> _AIM OF THE EXERCISE_
Return the number of lines that include the string "Policy", without any other text.

> _RECORDS TO PROCESS_

▬▬▬▬▬▬▬▬▬▬

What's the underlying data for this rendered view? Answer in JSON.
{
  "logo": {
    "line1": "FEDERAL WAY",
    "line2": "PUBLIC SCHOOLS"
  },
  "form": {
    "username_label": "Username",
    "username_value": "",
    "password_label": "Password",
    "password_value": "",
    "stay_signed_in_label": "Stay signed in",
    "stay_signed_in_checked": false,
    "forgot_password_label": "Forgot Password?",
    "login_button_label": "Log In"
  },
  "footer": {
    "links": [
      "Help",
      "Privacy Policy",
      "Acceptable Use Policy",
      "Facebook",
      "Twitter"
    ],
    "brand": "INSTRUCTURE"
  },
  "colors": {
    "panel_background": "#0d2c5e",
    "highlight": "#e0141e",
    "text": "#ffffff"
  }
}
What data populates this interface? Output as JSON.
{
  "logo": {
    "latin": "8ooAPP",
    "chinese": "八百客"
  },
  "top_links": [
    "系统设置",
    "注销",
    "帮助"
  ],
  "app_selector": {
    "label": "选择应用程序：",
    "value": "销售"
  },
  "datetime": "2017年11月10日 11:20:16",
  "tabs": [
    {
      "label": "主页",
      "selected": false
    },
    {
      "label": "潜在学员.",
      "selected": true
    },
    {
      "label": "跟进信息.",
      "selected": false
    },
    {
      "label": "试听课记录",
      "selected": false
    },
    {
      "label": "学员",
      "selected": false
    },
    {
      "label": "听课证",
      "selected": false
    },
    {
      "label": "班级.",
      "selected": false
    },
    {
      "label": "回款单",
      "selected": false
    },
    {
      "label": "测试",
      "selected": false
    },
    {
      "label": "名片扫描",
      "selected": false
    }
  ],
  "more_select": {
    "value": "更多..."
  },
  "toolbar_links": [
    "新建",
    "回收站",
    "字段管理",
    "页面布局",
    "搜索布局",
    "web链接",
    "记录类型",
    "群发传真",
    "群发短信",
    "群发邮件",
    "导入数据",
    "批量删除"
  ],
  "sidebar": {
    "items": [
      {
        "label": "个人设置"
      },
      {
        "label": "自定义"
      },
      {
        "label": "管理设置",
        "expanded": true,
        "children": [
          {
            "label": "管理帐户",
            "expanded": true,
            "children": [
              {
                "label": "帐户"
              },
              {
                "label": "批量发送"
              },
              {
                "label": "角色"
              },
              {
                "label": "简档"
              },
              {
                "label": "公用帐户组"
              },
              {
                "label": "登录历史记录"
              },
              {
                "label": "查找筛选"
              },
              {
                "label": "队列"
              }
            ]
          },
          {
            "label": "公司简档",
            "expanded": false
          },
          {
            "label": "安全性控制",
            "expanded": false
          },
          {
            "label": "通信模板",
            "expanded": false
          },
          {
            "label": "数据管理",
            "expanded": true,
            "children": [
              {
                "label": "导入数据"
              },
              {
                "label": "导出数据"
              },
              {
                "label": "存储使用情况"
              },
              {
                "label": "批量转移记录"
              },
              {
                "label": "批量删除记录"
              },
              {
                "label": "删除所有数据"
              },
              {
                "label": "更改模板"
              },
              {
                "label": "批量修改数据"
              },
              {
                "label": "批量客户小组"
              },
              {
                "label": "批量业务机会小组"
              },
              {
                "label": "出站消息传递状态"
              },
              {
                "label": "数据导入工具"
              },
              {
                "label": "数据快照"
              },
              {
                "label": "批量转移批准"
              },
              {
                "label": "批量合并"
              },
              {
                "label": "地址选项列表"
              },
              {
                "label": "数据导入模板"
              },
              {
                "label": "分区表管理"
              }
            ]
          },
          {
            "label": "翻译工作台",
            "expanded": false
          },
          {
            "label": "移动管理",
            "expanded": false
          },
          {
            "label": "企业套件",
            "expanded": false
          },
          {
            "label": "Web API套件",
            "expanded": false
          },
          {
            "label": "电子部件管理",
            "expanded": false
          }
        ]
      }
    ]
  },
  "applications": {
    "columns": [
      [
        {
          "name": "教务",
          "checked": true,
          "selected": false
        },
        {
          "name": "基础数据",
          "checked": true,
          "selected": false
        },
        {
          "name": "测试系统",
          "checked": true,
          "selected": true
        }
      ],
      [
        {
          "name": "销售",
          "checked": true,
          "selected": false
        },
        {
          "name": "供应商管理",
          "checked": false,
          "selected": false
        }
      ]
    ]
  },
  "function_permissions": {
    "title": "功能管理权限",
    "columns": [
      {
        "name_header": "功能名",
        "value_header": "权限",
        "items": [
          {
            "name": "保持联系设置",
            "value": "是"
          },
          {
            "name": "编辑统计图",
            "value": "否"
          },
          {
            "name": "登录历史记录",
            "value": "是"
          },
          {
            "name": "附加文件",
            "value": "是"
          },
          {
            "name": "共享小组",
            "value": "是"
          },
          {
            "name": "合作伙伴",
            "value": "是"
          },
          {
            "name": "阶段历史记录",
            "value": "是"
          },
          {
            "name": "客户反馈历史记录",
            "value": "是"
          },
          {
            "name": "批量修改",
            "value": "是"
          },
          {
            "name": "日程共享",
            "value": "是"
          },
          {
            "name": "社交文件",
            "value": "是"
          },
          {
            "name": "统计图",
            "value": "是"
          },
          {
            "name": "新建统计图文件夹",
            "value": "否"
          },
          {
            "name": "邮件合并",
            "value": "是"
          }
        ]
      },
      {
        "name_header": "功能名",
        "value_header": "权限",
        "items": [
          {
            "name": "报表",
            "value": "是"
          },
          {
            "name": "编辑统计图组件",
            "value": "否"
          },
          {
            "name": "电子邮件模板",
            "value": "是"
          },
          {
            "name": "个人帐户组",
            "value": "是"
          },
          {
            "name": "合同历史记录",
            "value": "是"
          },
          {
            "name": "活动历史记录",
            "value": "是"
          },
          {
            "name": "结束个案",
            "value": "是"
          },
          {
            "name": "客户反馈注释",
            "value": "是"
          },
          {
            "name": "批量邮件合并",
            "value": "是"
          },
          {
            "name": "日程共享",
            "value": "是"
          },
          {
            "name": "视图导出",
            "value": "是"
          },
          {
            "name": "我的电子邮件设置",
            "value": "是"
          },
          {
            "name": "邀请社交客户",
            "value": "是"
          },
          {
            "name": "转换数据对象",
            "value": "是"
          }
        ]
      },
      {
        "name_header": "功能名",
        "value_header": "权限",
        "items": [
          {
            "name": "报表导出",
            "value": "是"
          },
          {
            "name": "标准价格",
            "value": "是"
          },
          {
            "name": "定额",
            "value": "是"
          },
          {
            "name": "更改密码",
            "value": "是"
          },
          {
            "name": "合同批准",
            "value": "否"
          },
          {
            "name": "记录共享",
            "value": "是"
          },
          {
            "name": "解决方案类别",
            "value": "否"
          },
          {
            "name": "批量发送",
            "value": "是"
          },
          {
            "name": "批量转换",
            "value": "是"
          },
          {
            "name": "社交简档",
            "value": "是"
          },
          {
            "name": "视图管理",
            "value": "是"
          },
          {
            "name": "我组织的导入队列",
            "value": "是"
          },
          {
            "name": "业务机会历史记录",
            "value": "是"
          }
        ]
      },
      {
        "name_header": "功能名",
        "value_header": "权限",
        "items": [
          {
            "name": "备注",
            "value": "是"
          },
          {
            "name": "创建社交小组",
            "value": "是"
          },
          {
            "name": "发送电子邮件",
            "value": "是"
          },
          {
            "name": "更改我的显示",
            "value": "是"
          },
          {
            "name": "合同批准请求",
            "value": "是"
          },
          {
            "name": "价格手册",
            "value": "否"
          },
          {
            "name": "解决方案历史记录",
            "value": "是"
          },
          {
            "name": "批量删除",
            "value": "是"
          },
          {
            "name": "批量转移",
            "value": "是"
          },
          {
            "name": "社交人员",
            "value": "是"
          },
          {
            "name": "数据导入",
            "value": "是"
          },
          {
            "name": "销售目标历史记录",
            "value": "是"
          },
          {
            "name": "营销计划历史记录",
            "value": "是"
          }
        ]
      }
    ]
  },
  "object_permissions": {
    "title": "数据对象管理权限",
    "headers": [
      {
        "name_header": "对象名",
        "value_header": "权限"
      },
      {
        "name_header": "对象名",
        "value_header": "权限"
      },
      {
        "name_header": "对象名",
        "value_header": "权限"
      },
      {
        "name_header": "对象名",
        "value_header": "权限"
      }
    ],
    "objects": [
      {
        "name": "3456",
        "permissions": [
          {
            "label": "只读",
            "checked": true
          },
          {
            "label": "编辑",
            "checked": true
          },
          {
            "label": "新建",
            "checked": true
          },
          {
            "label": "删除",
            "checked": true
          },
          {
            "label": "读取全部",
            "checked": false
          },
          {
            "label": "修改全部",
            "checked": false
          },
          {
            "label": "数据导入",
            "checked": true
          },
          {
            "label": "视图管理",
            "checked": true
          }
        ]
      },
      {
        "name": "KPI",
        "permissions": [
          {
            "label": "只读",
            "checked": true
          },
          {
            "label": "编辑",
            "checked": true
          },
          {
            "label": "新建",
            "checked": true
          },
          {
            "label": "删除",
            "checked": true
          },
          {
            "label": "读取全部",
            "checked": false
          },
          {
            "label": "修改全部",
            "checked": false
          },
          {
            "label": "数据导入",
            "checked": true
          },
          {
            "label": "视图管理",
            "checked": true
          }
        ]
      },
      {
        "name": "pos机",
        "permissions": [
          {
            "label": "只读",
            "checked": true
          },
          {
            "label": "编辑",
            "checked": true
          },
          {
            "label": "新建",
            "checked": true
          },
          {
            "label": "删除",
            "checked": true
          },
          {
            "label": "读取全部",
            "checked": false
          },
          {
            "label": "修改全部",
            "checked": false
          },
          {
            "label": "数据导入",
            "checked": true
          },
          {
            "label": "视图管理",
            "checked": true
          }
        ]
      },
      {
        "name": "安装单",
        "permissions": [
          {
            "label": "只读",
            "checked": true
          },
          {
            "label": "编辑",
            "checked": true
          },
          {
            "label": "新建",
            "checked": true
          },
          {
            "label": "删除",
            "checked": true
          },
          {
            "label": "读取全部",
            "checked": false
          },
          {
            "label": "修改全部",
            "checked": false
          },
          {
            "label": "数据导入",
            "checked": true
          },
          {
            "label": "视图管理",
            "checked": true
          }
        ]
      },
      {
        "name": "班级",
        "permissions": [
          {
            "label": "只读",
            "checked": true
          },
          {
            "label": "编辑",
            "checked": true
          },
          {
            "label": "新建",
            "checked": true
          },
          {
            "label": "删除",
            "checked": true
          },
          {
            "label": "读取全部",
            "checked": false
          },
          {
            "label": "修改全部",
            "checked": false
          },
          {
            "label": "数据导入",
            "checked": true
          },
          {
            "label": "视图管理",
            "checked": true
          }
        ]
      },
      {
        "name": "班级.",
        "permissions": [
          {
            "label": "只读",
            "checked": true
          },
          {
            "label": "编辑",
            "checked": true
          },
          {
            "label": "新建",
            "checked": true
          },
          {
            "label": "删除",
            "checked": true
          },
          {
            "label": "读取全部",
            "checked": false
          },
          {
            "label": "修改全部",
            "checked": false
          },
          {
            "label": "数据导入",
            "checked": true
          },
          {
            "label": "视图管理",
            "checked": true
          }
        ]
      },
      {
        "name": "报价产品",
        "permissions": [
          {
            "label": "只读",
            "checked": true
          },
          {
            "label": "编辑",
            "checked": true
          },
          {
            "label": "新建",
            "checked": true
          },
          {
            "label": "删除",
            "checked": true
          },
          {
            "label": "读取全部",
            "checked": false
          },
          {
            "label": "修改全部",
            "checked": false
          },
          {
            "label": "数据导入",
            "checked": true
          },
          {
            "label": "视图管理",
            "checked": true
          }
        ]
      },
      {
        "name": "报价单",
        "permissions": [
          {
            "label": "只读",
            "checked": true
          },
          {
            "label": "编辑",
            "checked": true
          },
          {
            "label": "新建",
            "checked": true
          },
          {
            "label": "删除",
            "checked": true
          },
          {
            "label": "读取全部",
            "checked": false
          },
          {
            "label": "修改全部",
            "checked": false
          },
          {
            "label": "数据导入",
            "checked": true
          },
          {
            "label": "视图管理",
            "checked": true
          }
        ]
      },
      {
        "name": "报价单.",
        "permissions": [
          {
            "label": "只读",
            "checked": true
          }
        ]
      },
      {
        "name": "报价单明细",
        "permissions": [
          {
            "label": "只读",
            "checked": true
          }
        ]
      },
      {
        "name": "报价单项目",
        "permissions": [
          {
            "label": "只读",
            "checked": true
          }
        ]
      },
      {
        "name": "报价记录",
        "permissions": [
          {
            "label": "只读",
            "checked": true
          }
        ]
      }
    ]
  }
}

▬▬▬▬▬▬▬▬▬▬

> _COMPLETE ANSWER_
2